**PROBLEM DETAILS**:
Identify every line in the records below that contains the word "devices", and reproduce each one.

**MATERIAL FOR THIS EXERCISE**:
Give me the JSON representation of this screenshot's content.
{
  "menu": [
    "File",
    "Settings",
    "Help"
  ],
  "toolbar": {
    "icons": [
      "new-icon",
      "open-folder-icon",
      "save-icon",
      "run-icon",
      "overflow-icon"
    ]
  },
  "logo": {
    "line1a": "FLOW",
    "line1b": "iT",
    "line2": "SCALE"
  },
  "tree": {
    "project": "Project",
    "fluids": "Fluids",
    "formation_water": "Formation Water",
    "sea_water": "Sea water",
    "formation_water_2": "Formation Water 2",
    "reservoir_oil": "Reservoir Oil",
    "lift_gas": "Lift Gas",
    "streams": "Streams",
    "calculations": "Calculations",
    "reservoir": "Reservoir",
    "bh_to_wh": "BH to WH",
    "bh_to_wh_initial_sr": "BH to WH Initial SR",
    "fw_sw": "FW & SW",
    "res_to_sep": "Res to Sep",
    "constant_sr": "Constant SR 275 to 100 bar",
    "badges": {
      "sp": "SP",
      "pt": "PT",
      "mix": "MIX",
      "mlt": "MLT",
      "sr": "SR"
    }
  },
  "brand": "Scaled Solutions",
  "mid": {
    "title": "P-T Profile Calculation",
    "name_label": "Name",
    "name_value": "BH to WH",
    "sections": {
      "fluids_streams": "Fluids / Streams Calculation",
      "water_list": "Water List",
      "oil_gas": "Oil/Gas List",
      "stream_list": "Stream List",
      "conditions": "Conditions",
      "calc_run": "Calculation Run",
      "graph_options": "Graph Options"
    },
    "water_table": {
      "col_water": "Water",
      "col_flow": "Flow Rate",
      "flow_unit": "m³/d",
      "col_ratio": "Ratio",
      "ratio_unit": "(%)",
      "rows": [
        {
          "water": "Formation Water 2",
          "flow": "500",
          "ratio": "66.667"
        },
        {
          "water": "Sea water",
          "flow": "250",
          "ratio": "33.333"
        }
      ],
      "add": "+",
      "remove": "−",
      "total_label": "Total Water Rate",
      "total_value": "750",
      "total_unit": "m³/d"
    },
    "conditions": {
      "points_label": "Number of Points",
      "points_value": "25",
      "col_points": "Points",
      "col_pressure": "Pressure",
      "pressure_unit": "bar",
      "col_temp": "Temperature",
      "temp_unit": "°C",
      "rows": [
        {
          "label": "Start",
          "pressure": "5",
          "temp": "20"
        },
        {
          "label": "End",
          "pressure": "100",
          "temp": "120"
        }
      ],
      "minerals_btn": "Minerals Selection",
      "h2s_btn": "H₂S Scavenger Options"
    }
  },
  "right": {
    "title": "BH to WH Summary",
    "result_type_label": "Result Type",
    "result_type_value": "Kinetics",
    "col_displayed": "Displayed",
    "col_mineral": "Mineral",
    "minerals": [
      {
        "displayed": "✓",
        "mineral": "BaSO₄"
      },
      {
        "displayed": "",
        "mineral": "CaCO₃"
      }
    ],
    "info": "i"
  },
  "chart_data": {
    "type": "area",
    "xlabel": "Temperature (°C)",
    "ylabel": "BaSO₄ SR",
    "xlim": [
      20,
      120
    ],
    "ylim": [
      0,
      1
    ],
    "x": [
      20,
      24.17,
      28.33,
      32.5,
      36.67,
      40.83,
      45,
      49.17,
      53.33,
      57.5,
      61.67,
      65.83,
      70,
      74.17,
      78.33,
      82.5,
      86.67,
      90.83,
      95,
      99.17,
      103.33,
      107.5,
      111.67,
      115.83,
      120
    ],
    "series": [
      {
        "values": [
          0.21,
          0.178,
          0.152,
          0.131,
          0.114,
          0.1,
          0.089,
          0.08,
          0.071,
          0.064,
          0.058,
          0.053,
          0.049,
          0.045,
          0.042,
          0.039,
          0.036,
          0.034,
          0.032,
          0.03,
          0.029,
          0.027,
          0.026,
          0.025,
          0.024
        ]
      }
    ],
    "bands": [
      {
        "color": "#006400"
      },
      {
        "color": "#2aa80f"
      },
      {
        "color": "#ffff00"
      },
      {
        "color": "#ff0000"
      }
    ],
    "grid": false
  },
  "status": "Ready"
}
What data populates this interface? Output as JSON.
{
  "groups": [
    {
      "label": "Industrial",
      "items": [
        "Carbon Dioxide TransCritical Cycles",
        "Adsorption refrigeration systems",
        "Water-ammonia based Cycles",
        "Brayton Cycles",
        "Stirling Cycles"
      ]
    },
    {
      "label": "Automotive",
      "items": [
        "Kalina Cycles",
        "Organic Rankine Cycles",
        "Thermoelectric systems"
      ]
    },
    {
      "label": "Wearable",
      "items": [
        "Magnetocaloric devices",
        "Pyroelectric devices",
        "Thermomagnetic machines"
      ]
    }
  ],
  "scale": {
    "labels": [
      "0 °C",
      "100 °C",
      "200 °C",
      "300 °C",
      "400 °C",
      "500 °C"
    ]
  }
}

**OUTPUT OF THE EXERCISE**:
        "Magnetocaloric devices",
        "Pyroelectric devices",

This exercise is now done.